## Requirement 1:
Answer these from the passage on Bahrain's Ombudsman:
(a) Who is named as Vice President of the Bahrain Center for Human Rights?
(b) What did ADHRB permanently halt?
(c) In what month and year did the riot at Jau Prison take place?
## Requirement 2:
In the passage on Bahrain's Ombudsman, rewrite the stretch from "Bahrain Center for" through "Ombudsman reporting program.", swapping "retaliatory" for "punitive".
## Requirement 3:
Extend the passage on Bahrain's Ombudsman, picking up after its final sentence.

*** Text shown

Bahrain Center for Human Rights’ (BCHR) Vice President Sayed Yousuf Almuhufdah stated, “The falsified numbers the Ombudsman reports only support ADHRB’s accusations of disingenuous investigation and lack of moral integrity as a body of human rights maintenance.”
The following March, ADHRB received reports that persons who had submitted complaints to the Ombudsman had been subjected to retaliatory acts of torture from Ministry of the Interior employees, implying an abuse-perpetuating link between the Ombudsman and the MOI. With these reports in mind, ADHRB permanently halted its Ombudsman reporting program.
“That security forces employed by the Ministry of Interior would specifically tell an inmate that they were beating him because of a complaint he submitted to the Ombudsman demonstrates that the monitoring body is either incompetent or actively cooperating with human rights abusers,” said Husain Abdulla, Executive Director of ADHRB. “In either case, we could not in good conscience continue to supply information or complaints to the Ombudsman, and were forced to close the program.”
The Ombudsman’s Second Annual Report also touted the successes his office achieved at the highly controversial Jau Prison. However, research by ADHRB found conditions in the prison to be unlivable. Overcrowding has tripled the number of people sleeping in one room, leaving some to sleep in corridors, while accounts of abuse abound. In March 2015, these conditions resulted in a prison riot that the government suppressed with excessive force. In the three months since, ADHRB, BIRD, and BCHR have received overwhelming evidence that government security forces engage in acts of torture and other forms of abuse inside the prison.

******
*** Record list

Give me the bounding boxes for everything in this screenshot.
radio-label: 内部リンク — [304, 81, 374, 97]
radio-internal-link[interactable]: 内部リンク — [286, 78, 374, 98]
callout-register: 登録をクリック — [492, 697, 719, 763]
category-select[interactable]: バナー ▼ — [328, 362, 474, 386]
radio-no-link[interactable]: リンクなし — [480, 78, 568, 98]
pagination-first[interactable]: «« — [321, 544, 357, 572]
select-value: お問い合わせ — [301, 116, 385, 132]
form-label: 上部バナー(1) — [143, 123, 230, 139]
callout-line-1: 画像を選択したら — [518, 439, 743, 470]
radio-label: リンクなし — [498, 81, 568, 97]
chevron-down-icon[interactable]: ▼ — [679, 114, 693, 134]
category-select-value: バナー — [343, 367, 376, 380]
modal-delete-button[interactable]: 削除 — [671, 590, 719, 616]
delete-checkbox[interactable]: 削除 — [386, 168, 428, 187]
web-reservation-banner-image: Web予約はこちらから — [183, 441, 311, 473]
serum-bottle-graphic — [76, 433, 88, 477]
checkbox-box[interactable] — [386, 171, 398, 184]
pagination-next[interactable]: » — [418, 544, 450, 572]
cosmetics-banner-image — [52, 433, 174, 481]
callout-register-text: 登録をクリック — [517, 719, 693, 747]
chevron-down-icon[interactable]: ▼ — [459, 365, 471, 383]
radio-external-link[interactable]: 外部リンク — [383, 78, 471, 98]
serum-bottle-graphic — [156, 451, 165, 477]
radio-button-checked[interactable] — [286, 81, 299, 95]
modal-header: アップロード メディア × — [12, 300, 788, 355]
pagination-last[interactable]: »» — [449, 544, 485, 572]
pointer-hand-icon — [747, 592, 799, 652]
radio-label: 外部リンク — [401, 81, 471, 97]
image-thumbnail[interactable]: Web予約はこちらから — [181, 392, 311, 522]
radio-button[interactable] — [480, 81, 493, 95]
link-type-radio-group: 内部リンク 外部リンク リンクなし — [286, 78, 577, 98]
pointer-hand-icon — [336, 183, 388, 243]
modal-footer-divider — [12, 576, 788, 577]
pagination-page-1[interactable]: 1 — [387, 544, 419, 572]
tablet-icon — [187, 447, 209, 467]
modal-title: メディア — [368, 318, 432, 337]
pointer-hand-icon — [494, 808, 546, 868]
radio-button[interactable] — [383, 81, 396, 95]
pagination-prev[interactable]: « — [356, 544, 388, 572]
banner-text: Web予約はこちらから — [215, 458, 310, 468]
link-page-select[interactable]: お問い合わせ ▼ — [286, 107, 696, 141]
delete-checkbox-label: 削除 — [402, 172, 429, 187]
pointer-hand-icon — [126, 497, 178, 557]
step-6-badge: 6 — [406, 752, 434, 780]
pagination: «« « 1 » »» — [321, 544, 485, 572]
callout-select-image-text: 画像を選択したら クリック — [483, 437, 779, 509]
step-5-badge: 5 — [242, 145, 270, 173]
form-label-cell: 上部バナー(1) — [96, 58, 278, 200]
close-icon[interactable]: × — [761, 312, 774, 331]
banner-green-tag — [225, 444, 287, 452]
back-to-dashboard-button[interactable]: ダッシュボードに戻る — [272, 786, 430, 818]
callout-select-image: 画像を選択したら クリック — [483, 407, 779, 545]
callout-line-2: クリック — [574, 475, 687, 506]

******

## Answer 1:
(a) Sayed Yousuf Almuhufdah
(b) Its Ombudsman reporting program
(c) March 2015

## Answer 2:
Bahrain Center for Human Rights’ (BCHR) Vice President Sayed Yousuf Almuhufdah stated, “The falsified numbers the Ombudsman reports only support ADHRB’s accusations of disingenuous investigation and lack of moral integrity as a body of human rights maintenance.”
The following March, ADHRB received reports that persons who had submitted complaints to the Ombudsman had been subjected to punitive acts of torture from Ministry of the Interior employees, implying an abuse-perpetuating link between the Ombudsman and the MOI. With these reports in mind, ADHRB permanently halted its Ombudsman reporting program.

## Answer 3:
“The proof that we have of ill treatment of prisoners at Jau stands as a testament to the failures of the Office of the Ombudsman. Their basic rights to bodily security and proper living conditions have been severely violated with little to no redress from the organization to which they’ve turned for help,” stated Sayed Ahmed Alwadaei, Director of Advocacy at BIRD.
In light of the inadequacies of the Office of the Ombudsman, ECDHR calls on the Ombudsman to proactively thoroughly remodel its investigations with an eye towards proper compensation for victims and accountability for those found guilty. Absent significant change in both the structure and practices of the organization, we believe that the Ombudsman can only continue to function as yet another complicit and ultimately ineffectual arm of government abuse.